##### Rows #####

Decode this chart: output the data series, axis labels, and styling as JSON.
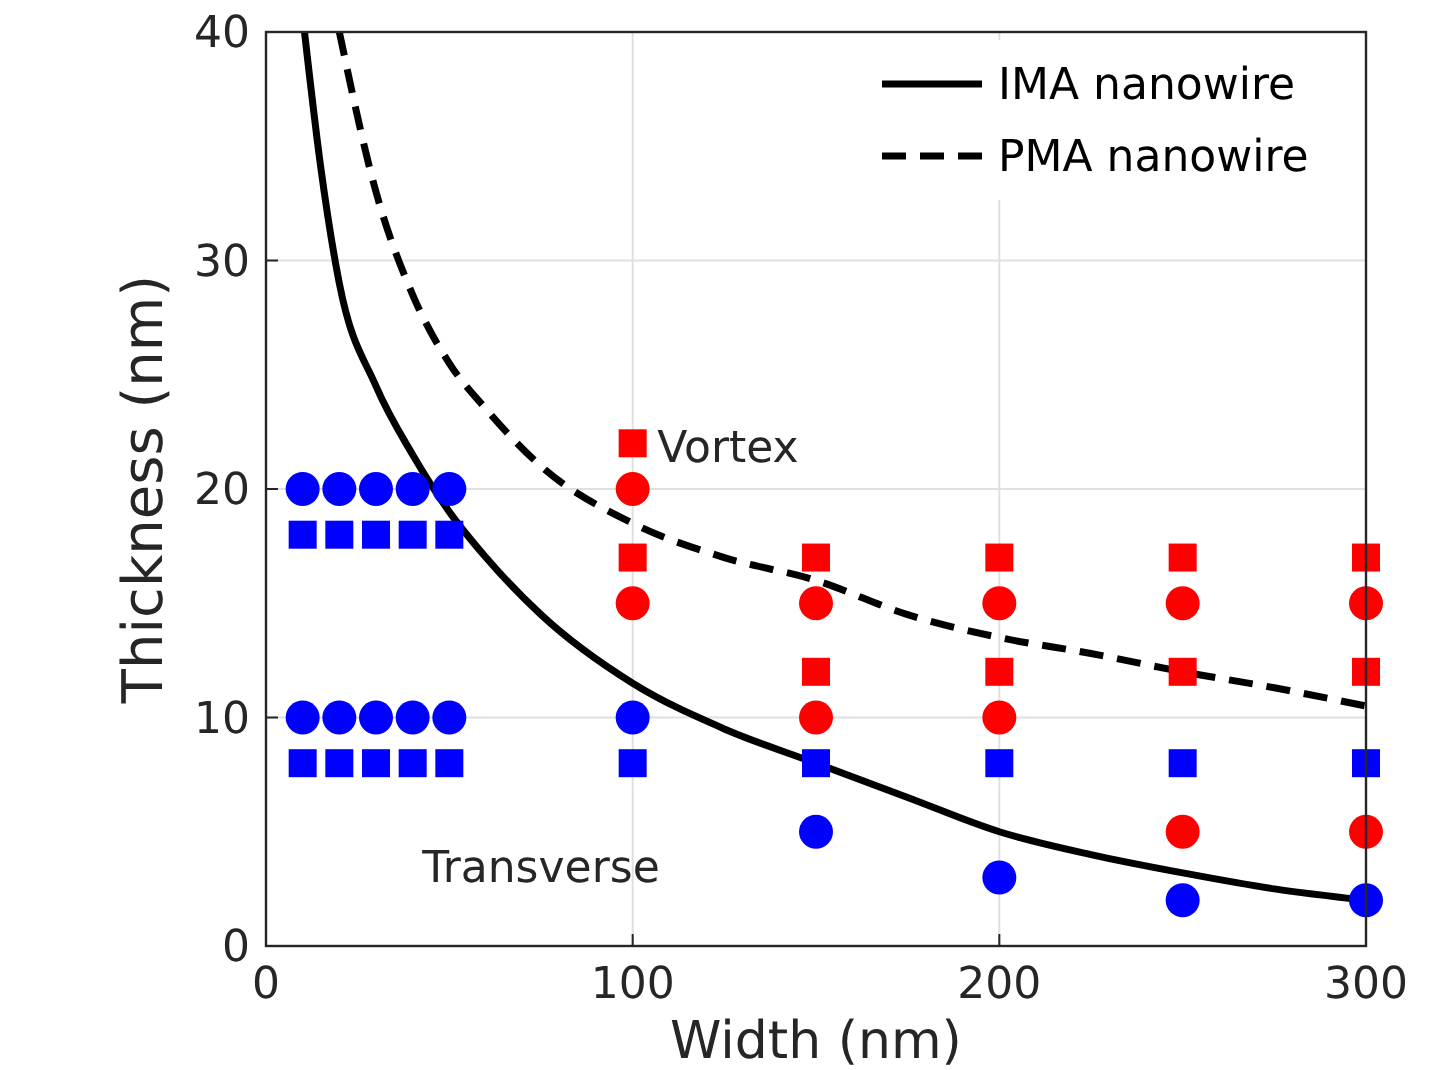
{
  "chart_data": {
    "type": "scatter",
    "xlabel": "Width (nm)",
    "ylabel": "Thickness (nm)",
    "xlim": [
      0,
      300
    ],
    "ylim": [
      0,
      40
    ],
    "xticks": [
      0,
      100,
      200,
      300
    ],
    "yticks": [
      0,
      10,
      20,
      30,
      40
    ],
    "grid": true,
    "legend": "top right",
    "series": [
      {
        "name": "IMA nanowire",
        "type": "line",
        "line_style": "solid",
        "color": "#000000",
        "x": [
          10.5,
          15,
          20,
          30,
          40,
          50,
          60,
          75,
          100,
          125,
          150,
          175,
          200,
          225,
          250,
          275,
          300
        ],
        "values": [
          40,
          34,
          29,
          24.5,
          21.5,
          19,
          17,
          14.5,
          11.5,
          9.5,
          8,
          6.5,
          5,
          4,
          3.2,
          2.5,
          2
        ]
      },
      {
        "name": "PMA nanowire",
        "type": "line",
        "line_style": "dashed",
        "color": "#000000",
        "x": [
          20,
          30,
          40,
          50,
          60,
          75,
          100,
          125,
          150,
          175,
          200,
          225,
          250,
          275,
          300
        ],
        "values": [
          40,
          33,
          28.5,
          25.5,
          23.5,
          21,
          18.5,
          17,
          16,
          14.5,
          13.5,
          12.8,
          12,
          11.3,
          10.5
        ]
      },
      {
        "marker": "circle",
        "color": "#0000ff",
        "x": [
          10,
          20,
          30,
          40,
          50,
          10,
          20,
          30,
          40,
          50,
          100,
          150,
          200,
          250,
          300
        ],
        "values": [
          20,
          20,
          20,
          20,
          20,
          10,
          10,
          10,
          10,
          10,
          10,
          5,
          3,
          2,
          2
        ]
      },
      {
        "marker": "square",
        "color": "#0000ff",
        "x": [
          10,
          20,
          30,
          40,
          50,
          10,
          20,
          30,
          40,
          50,
          100,
          150,
          200,
          250,
          300
        ],
        "values": [
          18,
          18,
          18,
          18,
          18,
          8,
          8,
          8,
          8,
          8,
          8,
          8,
          8,
          8,
          8
        ]
      },
      {
        "marker": "circle",
        "color": "#ff0000",
        "x": [
          100,
          100,
          150,
          150,
          200,
          200,
          250,
          250,
          300,
          300
        ],
        "values": [
          20,
          15,
          15,
          10,
          15,
          10,
          15,
          5,
          15,
          5
        ]
      },
      {
        "marker": "square",
        "color": "#ff0000",
        "x": [
          100,
          100,
          150,
          150,
          200,
          200,
          250,
          250,
          300,
          300
        ],
        "values": [
          22,
          17,
          17,
          12,
          17,
          12,
          17,
          12,
          17,
          12
        ]
      }
    ],
    "annotations": [
      "Vortex",
      "Transverse"
    ]
  }
}
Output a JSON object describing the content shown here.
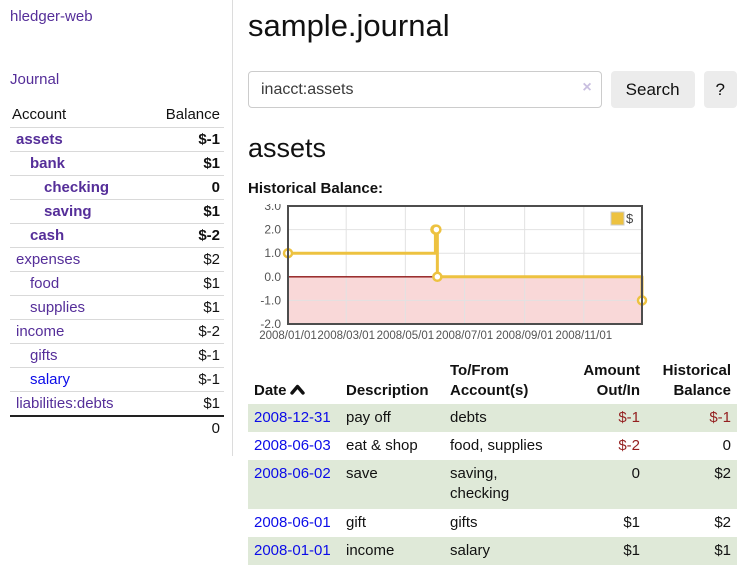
{
  "app": {
    "brand": "hledger-web",
    "nav_journal": "Journal"
  },
  "colors": {
    "link_purple": "#552e99",
    "link_blue": "#0c0ce8",
    "negative_strong": "#941f1f",
    "negative_soft": "#c47c7c",
    "row_stripe_green": "#dfe9d8"
  },
  "sidebar": {
    "table_headers": {
      "account": "Account",
      "balance": "Balance"
    },
    "accounts": [
      {
        "name": "assets",
        "balance": "$-1",
        "indent": 0,
        "bold": true,
        "neg": "strong"
      },
      {
        "name": "bank",
        "balance": "$1",
        "indent": 1,
        "bold": true,
        "neg": "none"
      },
      {
        "name": "checking",
        "balance": "0",
        "indent": 2,
        "bold": true,
        "neg": "none"
      },
      {
        "name": "saving",
        "balance": "$1",
        "indent": 2,
        "bold": true,
        "neg": "none"
      },
      {
        "name": "cash",
        "balance": "$-2",
        "indent": 1,
        "bold": true,
        "neg": "strong"
      },
      {
        "name": "expenses",
        "balance": "$2",
        "indent": 0,
        "bold": false,
        "neg": "none"
      },
      {
        "name": "food",
        "balance": "$1",
        "indent": 1,
        "bold": false,
        "neg": "none"
      },
      {
        "name": "supplies",
        "balance": "$1",
        "indent": 1,
        "bold": false,
        "neg": "none"
      },
      {
        "name": "income",
        "balance": "$-2",
        "indent": 0,
        "bold": false,
        "neg": "soft"
      },
      {
        "name": "gifts",
        "balance": "$-1",
        "indent": 1,
        "bold": false,
        "neg": "soft"
      },
      {
        "name": "salary",
        "balance": "$-1",
        "indent": 1,
        "bold": false,
        "neg": "soft",
        "link_color": "blue"
      },
      {
        "name": "liabilities:debts",
        "balance": "$1",
        "indent": 0,
        "bold": false,
        "neg": "none"
      }
    ],
    "total": "0"
  },
  "header": {
    "title": "sample.journal"
  },
  "search": {
    "value": "inacct:assets",
    "clear_label": "×",
    "button": "Search",
    "help_button": "?"
  },
  "account_page": {
    "heading": "assets",
    "chart_label": "Historical Balance:"
  },
  "chart_data": {
    "type": "line",
    "step": true,
    "title": "Historical Balance",
    "series": [
      {
        "name": "$",
        "color": "#edc240",
        "points": [
          [
            "2008-01-01",
            1
          ],
          [
            "2008-06-01",
            2
          ],
          [
            "2008-06-02",
            2
          ],
          [
            "2008-06-03",
            0
          ],
          [
            "2008-12-31",
            -1
          ]
        ]
      }
    ],
    "xlim": [
      "2008-01-01",
      "2008-12-31"
    ],
    "ylim": [
      -2,
      3
    ],
    "xticks": [
      "2008/01/01",
      "2008/03/01",
      "2008/05/01",
      "2008/07/01",
      "2008/09/01",
      "2008/11/01"
    ],
    "yticks": [
      3,
      2,
      1,
      0,
      -1,
      -2
    ],
    "grid": true,
    "legend_position": "top-right",
    "negative_fill": "#f9d8d8",
    "zero_line_color": "#8e1414",
    "axis_label_color": "#545454",
    "border_color": "#4d4d4d",
    "gridline_color": "#e2e2e2"
  },
  "register": {
    "headers": {
      "date": "Date",
      "description": "Description",
      "account": "To/From Account(s)",
      "amount": "Amount Out/In",
      "balance": "Historical Balance"
    },
    "rows": [
      {
        "date": "2008-12-31",
        "description": "pay off",
        "accounts": "debts",
        "amount": "$-1",
        "amount_neg": true,
        "balance": "$-1",
        "balance_neg": true
      },
      {
        "date": "2008-06-03",
        "description": "eat & shop",
        "accounts": "food, supplies",
        "amount": "$-2",
        "amount_neg": true,
        "balance": "0",
        "balance_neg": false
      },
      {
        "date": "2008-06-02",
        "description": "save",
        "accounts": "saving, checking",
        "amount": "0",
        "amount_neg": false,
        "balance": "$2",
        "balance_neg": false
      },
      {
        "date": "2008-06-01",
        "description": "gift",
        "accounts": "gifts",
        "amount": "$1",
        "amount_neg": false,
        "balance": "$2",
        "balance_neg": false
      },
      {
        "date": "2008-01-01",
        "description": "income",
        "accounts": "salary",
        "amount": "$1",
        "amount_neg": false,
        "balance": "$1",
        "balance_neg": false
      }
    ]
  }
}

#####

Show all lines in the entries above where the word "JSON" appears.

Decode this chart: output the data series, axis labels, and styling as JSON.
Output a JSON object describing the content shown here.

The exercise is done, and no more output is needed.